Instruction -> Carry none of the pictures over; write out the complete data exactly.

— BEGIN —

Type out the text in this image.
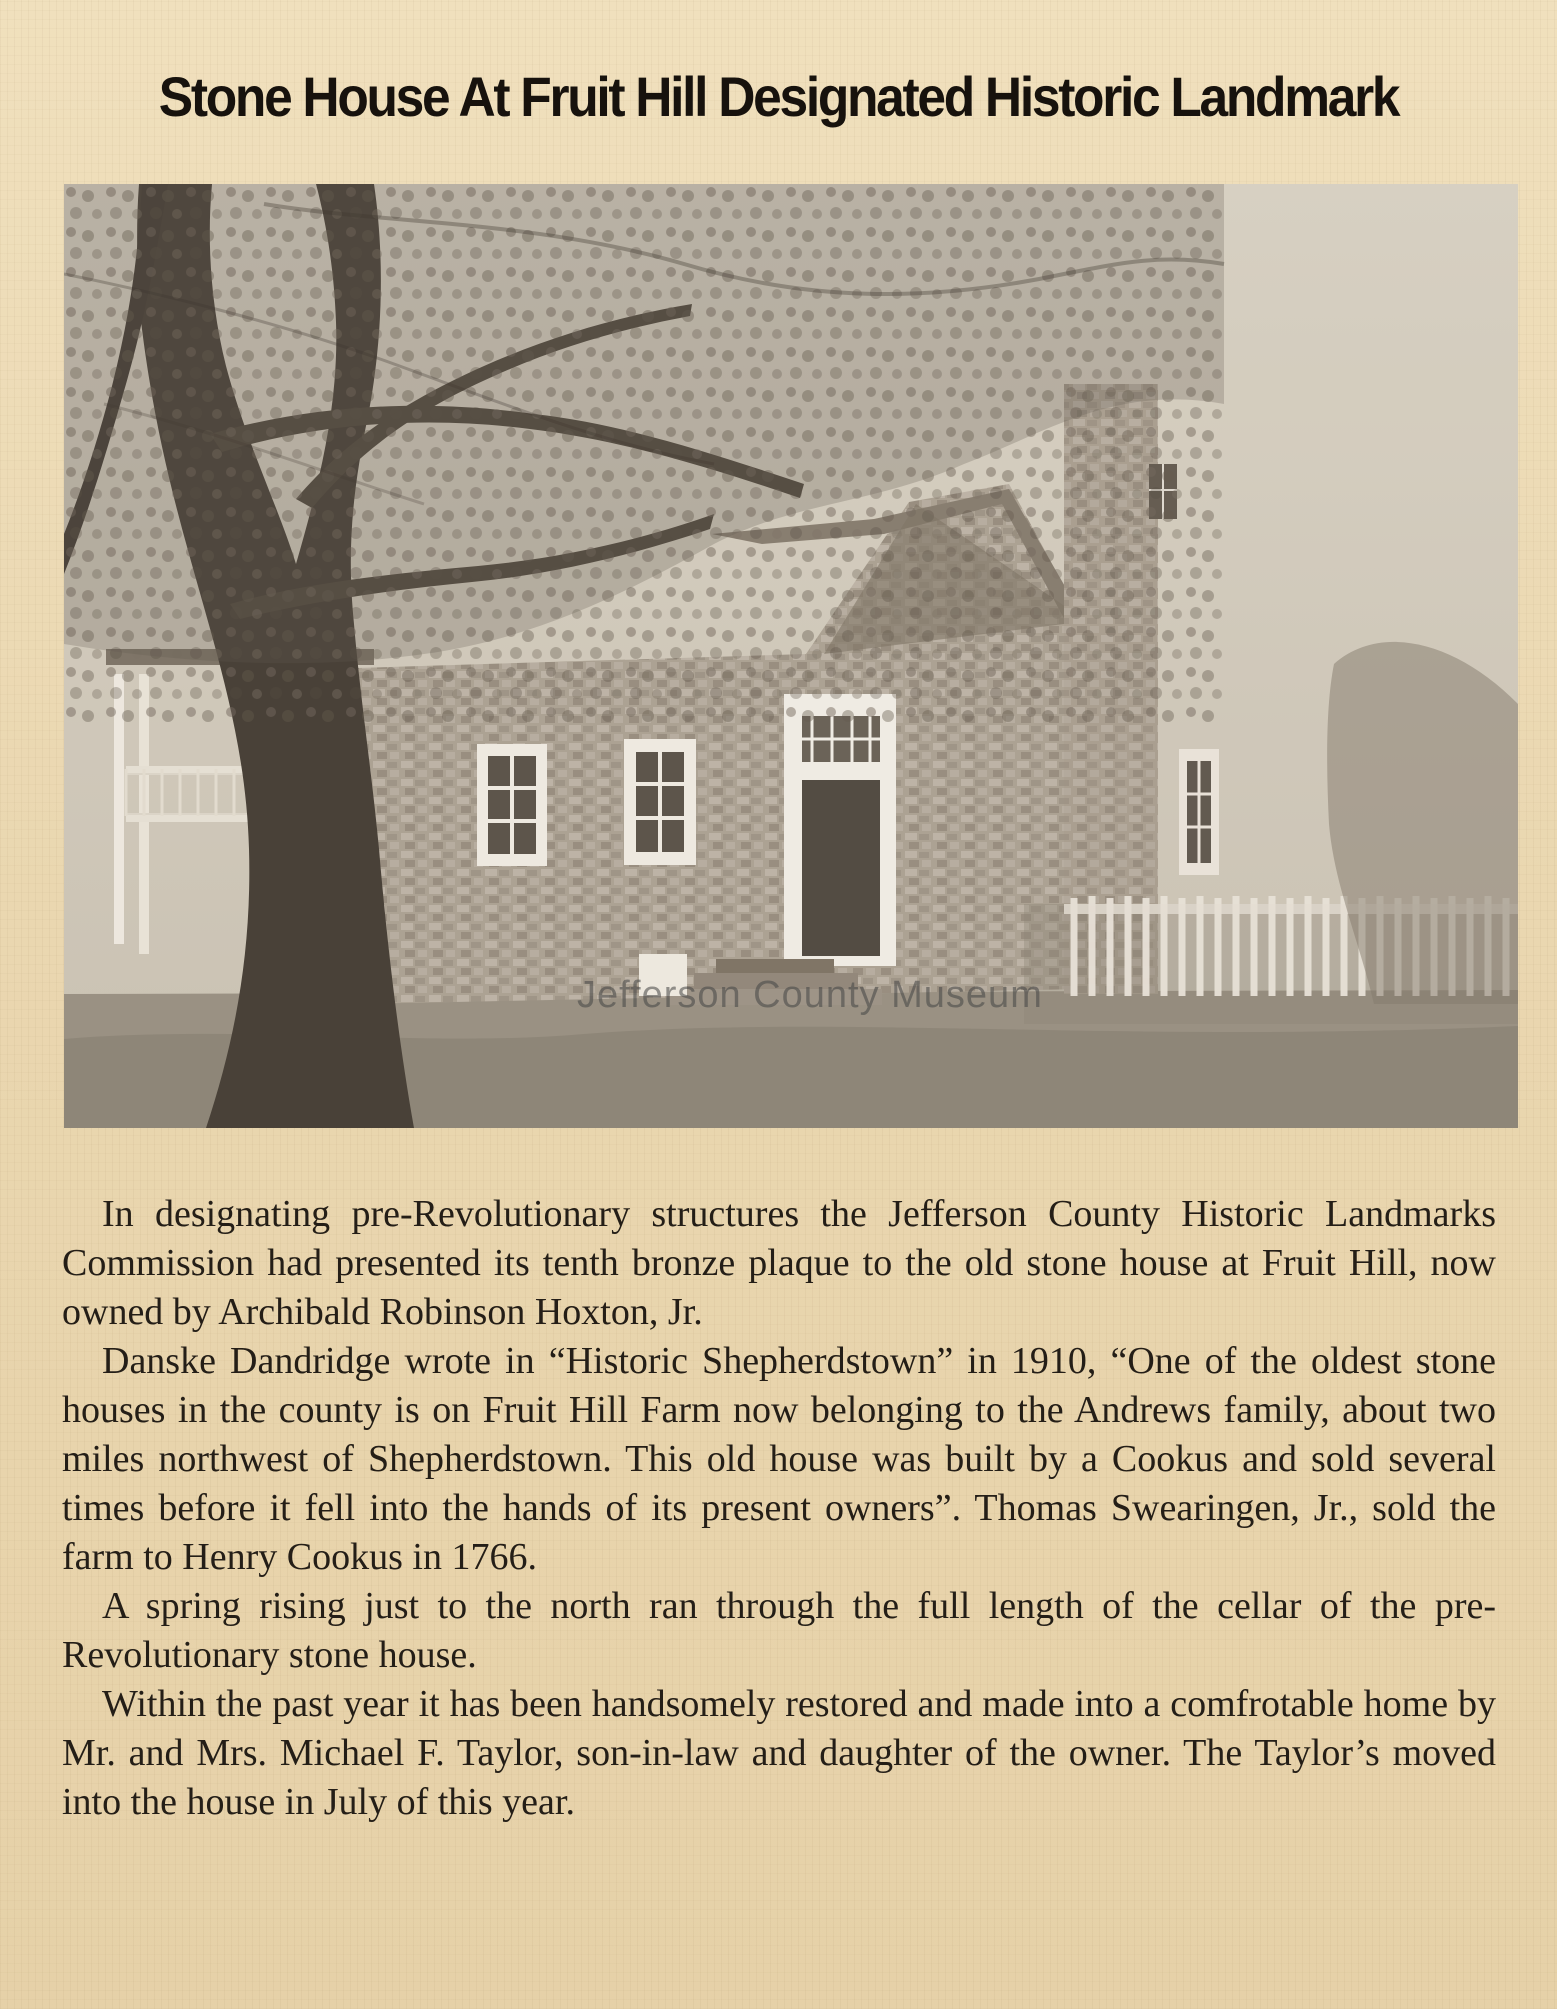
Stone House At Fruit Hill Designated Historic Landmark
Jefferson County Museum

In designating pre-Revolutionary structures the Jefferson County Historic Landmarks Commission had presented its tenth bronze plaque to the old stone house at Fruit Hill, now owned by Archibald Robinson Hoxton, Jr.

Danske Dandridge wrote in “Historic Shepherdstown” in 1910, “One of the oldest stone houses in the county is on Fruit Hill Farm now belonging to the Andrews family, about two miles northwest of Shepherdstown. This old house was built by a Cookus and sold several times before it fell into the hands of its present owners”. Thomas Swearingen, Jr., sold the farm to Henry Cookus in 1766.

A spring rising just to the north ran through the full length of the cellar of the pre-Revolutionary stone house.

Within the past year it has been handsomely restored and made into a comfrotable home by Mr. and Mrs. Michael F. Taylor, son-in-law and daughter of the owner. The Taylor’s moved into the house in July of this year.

— END —

Finished task ->
Type out the text in this image.
Stone House At Fruit Hill Designated Historic Landmark
Jefferson County Museum

In designating pre-Revolutionary structures the Jefferson County Historic Landmarks Commission had presented its tenth bronze plaque to the old stone house at Fruit Hill, now owned by Archibald Robinson Hoxton, Jr.

Danske Dandridge wrote in “Historic Shepherdstown” in 1910, “One of the oldest stone houses in the county is on Fruit Hill Farm now belonging to the Andrews family, about two miles northwest of Shepherdstown. This old house was built by a Cookus and sold several times before it fell into the hands of its present owners”. Thomas Swearingen, Jr., sold the farm to Henry Cookus in 1766.

A spring rising just to the north ran through the full length of the cellar of the pre-Revolutionary stone house.

Within the past year it has been handsomely restored and made into a comfrotable home by Mr. and Mrs. Michael F. Taylor, son-in-law and daughter of the owner. The Taylor’s moved into the house in July of this year.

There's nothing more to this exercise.